PROMPT: Please give the listing again, word for word, with nothing left out.

DATA ROWS:
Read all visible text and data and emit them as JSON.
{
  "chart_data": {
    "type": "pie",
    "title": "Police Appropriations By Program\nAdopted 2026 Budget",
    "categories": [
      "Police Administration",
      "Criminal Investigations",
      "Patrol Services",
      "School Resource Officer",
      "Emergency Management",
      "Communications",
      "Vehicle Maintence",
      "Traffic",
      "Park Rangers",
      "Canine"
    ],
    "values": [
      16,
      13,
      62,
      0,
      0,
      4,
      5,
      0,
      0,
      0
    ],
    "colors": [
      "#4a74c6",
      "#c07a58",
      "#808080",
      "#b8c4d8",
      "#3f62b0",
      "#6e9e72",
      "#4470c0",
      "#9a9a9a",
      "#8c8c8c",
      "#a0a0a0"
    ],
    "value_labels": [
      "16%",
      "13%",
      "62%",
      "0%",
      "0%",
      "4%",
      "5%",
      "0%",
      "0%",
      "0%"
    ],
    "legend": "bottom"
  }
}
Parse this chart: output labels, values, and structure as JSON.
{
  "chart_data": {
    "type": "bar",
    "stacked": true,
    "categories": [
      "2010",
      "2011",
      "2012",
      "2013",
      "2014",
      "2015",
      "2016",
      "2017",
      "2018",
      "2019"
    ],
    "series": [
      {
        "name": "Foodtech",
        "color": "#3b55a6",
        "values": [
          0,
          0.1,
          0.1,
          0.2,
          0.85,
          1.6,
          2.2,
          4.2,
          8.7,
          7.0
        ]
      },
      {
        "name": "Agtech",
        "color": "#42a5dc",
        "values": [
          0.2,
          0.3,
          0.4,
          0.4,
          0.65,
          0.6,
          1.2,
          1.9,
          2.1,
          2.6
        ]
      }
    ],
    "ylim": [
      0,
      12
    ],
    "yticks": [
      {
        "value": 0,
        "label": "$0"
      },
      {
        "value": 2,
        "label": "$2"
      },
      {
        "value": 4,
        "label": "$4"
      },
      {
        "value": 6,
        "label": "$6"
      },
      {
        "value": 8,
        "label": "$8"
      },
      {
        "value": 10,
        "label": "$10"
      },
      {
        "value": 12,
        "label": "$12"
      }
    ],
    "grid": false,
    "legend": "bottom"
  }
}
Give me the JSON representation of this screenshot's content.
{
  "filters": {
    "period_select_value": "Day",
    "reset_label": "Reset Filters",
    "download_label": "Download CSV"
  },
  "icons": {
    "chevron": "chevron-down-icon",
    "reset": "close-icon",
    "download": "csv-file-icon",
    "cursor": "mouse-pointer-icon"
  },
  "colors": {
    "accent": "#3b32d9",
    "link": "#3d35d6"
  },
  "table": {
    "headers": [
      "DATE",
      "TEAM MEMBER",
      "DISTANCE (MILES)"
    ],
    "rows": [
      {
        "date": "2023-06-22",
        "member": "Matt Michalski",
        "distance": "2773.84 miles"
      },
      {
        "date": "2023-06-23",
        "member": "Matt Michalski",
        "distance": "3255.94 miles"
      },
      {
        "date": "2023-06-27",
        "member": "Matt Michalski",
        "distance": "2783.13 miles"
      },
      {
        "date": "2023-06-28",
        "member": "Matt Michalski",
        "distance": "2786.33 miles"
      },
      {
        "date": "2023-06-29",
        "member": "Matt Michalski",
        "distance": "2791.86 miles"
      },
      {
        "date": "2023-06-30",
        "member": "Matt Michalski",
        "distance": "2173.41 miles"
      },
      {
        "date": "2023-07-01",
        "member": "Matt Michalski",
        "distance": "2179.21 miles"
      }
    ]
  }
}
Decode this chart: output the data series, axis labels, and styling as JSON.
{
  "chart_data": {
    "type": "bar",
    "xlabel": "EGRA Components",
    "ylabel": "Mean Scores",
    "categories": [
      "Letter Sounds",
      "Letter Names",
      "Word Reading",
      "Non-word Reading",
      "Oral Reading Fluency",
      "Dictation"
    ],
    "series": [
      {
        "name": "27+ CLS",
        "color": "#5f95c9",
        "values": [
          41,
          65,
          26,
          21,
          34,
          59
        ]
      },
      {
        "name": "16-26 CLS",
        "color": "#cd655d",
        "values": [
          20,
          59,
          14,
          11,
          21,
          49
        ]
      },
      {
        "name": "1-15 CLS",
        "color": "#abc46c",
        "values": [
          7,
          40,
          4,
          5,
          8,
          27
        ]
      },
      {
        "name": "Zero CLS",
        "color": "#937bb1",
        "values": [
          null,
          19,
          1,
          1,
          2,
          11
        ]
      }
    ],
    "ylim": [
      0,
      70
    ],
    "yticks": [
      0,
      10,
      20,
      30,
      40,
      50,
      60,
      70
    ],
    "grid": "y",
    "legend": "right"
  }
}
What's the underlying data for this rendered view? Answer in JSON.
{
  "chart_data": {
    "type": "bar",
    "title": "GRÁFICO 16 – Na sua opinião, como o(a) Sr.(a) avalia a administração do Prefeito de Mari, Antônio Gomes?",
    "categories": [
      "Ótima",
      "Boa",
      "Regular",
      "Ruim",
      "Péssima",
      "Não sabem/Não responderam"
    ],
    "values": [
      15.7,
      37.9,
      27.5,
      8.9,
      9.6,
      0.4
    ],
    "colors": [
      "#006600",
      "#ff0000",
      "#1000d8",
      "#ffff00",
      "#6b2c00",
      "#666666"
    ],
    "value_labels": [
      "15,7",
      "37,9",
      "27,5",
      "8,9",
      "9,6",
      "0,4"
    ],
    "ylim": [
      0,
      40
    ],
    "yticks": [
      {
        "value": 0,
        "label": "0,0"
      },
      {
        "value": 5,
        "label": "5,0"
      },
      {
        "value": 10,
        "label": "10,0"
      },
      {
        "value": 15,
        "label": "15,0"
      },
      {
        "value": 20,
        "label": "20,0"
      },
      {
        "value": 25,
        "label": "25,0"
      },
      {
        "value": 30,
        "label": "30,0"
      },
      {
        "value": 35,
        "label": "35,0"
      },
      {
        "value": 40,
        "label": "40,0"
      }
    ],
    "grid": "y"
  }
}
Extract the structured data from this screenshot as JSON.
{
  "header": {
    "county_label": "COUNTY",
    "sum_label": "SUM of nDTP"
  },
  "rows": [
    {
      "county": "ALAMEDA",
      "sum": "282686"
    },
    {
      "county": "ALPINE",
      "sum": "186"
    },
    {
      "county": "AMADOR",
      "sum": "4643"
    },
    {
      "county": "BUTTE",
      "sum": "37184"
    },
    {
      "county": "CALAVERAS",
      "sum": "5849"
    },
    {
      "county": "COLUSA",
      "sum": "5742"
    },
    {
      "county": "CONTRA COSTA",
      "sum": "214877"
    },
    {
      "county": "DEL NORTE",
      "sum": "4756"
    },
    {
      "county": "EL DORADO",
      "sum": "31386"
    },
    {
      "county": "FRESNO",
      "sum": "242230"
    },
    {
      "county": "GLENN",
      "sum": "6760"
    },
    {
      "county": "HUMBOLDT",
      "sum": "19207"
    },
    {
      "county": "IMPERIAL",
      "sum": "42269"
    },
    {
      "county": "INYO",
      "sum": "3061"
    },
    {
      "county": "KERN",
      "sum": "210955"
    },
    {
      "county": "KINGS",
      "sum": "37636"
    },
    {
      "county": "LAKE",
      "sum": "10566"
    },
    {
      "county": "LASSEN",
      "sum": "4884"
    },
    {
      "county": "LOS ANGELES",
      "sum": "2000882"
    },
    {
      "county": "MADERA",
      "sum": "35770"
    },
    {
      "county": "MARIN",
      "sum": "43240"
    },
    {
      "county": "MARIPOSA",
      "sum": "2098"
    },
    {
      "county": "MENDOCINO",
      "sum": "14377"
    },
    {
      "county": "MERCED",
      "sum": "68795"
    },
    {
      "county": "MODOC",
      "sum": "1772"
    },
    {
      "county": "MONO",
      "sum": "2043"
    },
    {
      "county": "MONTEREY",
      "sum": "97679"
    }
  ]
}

SOLUTION FOR THIS PROBLEM:
Read all visible text and data and emit them as JSON.
{
  "chart_data": {
    "type": "pie",
    "title": "Police Appropriations By Program\nAdopted 2026 Budget",
    "categories": [
      "Police Administration",
      "Criminal Investigations",
      "Patrol Services",
      "School Resource Officer",
      "Emergency Management",
      "Communications",
      "Vehicle Maintence",
      "Traffic",
      "Park Rangers",
      "Canine"
    ],
    "values": [
      16,
      13,
      62,
      0,
      0,
      4,
      5,
      0,
      0,
      0
    ],
    "colors": [
      "#4a74c6",
      "#c07a58",
      "#808080",
      "#b8c4d8",
      "#3f62b0",
      "#6e9e72",
      "#4470c0",
      "#9a9a9a",
      "#8c8c8c",
      "#a0a0a0"
    ],
    "value_labels": [
      "16%",
      "13%",
      "62%",
      "0%",
      "0%",
      "4%",
      "5%",
      "0%",
      "0%",
      "0%"
    ],
    "legend": "bottom"
  }
}
Parse this chart: output labels, values, and structure as JSON.
{
  "chart_data": {
    "type": "bar",
    "stacked": true,
    "categories": [
      "2010",
      "2011",
      "2012",
      "2013",
      "2014",
      "2015",
      "2016",
      "2017",
      "2018",
      "2019"
    ],
    "series": [
      {
        "name": "Foodtech",
        "color": "#3b55a6",
        "values": [
          0,
          0.1,
          0.1,
          0.2,
          0.85,
          1.6,
          2.2,
          4.2,
          8.7,
          7.0
        ]
      },
      {
        "name": "Agtech",
        "color": "#42a5dc",
        "values": [
          0.2,
          0.3,
          0.4,
          0.4,
          0.65,
          0.6,
          1.2,
          1.9,
          2.1,
          2.6
        ]
      }
    ],
    "ylim": [
      0,
      12
    ],
    "yticks": [
      {
        "value": 0,
        "label": "$0"
      },
      {
        "value": 2,
        "label": "$2"
      },
      {
        "value": 4,
        "label": "$4"
      },
      {
        "value": 6,
        "label": "$6"
      },
      {
        "value": 8,
        "label": "$8"
      },
      {
        "value": 10,
        "label": "$10"
      },
      {
        "value": 12,
        "label": "$12"
      }
    ],
    "grid": false,
    "legend": "bottom"
  }
}
Give me the JSON representation of this screenshot's content.
{
  "filters": {
    "period_select_value": "Day",
    "reset_label": "Reset Filters",
    "download_label": "Download CSV"
  },
  "icons": {
    "chevron": "chevron-down-icon",
    "reset": "close-icon",
    "download": "csv-file-icon",
    "cursor": "mouse-pointer-icon"
  },
  "colors": {
    "accent": "#3b32d9",
    "link": "#3d35d6"
  },
  "table": {
    "headers": [
      "DATE",
      "TEAM MEMBER",
      "DISTANCE (MILES)"
    ],
    "rows": [
      {
        "date": "2023-06-22",
        "member": "Matt Michalski",
        "distance": "2773.84 miles"
      },
      {
        "date": "2023-06-23",
        "member": "Matt Michalski",
        "distance": "3255.94 miles"
      },
      {
        "date": "2023-06-27",
        "member": "Matt Michalski",
        "distance": "2783.13 miles"
      },
      {
        "date": "2023-06-28",
        "member": "Matt Michalski",
        "distance": "2786.33 miles"
      },
      {
        "date": "2023-06-29",
        "member": "Matt Michalski",
        "distance": "2791.86 miles"
      },
      {
        "date": "2023-06-30",
        "member": "Matt Michalski",
        "distance": "2173.41 miles"
      },
      {
        "date": "2023-07-01",
        "member": "Matt Michalski",
        "distance": "2179.21 miles"
      }
    ]
  }
}
Decode this chart: output the data series, axis labels, and styling as JSON.
{
  "chart_data": {
    "type": "bar",
    "xlabel": "EGRA Components",
    "ylabel": "Mean Scores",
    "categories": [
      "Letter Sounds",
      "Letter Names",
      "Word Reading",
      "Non-word Reading",
      "Oral Reading Fluency",
      "Dictation"
    ],
    "series": [
      {
        "name": "27+ CLS",
        "color": "#5f95c9",
        "values": [
          41,
          65,
          26,
          21,
          34,
          59
        ]
      },
      {
        "name": "16-26 CLS",
        "color": "#cd655d",
        "values": [
          20,
          59,
          14,
          11,
          21,
          49
        ]
      },
      {
        "name": "1-15 CLS",
        "color": "#abc46c",
        "values": [
          7,
          40,
          4,
          5,
          8,
          27
        ]
      },
      {
        "name": "Zero CLS",
        "color": "#937bb1",
        "values": [
          null,
          19,
          1,
          1,
          2,
          11
        ]
      }
    ],
    "ylim": [
      0,
      70
    ],
    "yticks": [
      0,
      10,
      20,
      30,
      40,
      50,
      60,
      70
    ],
    "grid": "y",
    "legend": "right"
  }
}
What's the underlying data for this rendered view? Answer in JSON.
{
  "chart_data": {
    "type": "bar",
    "title": "GRÁFICO 16 – Na sua opinião, como o(a) Sr.(a) avalia a administração do Prefeito de Mari, Antônio Gomes?",
    "categories": [
      "Ótima",
      "Boa",
      "Regular",
      "Ruim",
      "Péssima",
      "Não sabem/Não responderam"
    ],
    "values": [
      15.7,
      37.9,
      27.5,
      8.9,
      9.6,
      0.4
    ],
    "colors": [
      "#006600",
      "#ff0000",
      "#1000d8",
      "#ffff00",
      "#6b2c00",
      "#666666"
    ],
    "value_labels": [
      "15,7",
      "37,9",
      "27,5",
      "8,9",
      "9,6",
      "0,4"
    ],
    "ylim": [
      0,
      40
    ],
    "yticks": [
      {
        "value": 0,
        "label": "0,0"
      },
      {
        "value": 5,
        "label": "5,0"
      },
      {
        "value": 10,
        "label": "10,0"
      },
      {
        "value": 15,
        "label": "15,0"
      },
      {
        "value": 20,
        "label": "20,0"
      },
      {
        "value": 25,
        "label": "25,0"
      },
      {
        "value": 30,
        "label": "30,0"
      },
      {
        "value": 35,
        "label": "35,0"
      },
      {
        "value": 40,
        "label": "40,0"
      }
    ],
    "grid": "y"
  }
}
Extract the structured data from this screenshot as JSON.
{
  "header": {
    "county_label": "COUNTY",
    "sum_label": "SUM of nDTP"
  },
  "rows": [
    {
      "county": "ALAMEDA",
      "sum": "282686"
    },
    {
      "county": "ALPINE",
      "sum": "186"
    },
    {
      "county": "AMADOR",
      "sum": "4643"
    },
    {
      "county": "BUTTE",
      "sum": "37184"
    },
    {
      "county": "CALAVERAS",
      "sum": "5849"
    },
    {
      "county": "COLUSA",
      "sum": "5742"
    },
    {
      "county": "CONTRA COSTA",
      "sum": "214877"
    },
    {
      "county": "DEL NORTE",
      "sum": "4756"
    },
    {
      "county": "EL DORADO",
      "sum": "31386"
    },
    {
      "county": "FRESNO",
      "sum": "242230"
    },
    {
      "county": "GLENN",
      "sum": "6760"
    },
    {
      "county": "HUMBOLDT",
      "sum": "19207"
    },
    {
      "county": "IMPERIAL",
      "sum": "42269"
    },
    {
      "county": "INYO",
      "sum": "3061"
    },
    {
      "county": "KERN",
      "sum": "210955"
    },
    {
      "county": "KINGS",
      "sum": "37636"
    },
    {
      "county": "LAKE",
      "sum": "10566"
    },
    {
      "county": "LASSEN",
      "sum": "4884"
    },
    {
      "county": "LOS ANGELES",
      "sum": "2000882"
    },
    {
      "county": "MADERA",
      "sum": "35770"
    },
    {
      "county": "MARIN",
      "sum": "43240"
    },
    {
      "county": "MARIPOSA",
      "sum": "2098"
    },
    {
      "county": "MENDOCINO",
      "sum": "14377"
    },
    {
      "county": "MERCED",
      "sum": "68795"
    },
    {
      "county": "MODOC",
      "sum": "1772"
    },
    {
      "county": "MONO",
      "sum": "2043"
    },
    {
      "county": "MONTEREY",
      "sum": "97679"
    }
  ]
}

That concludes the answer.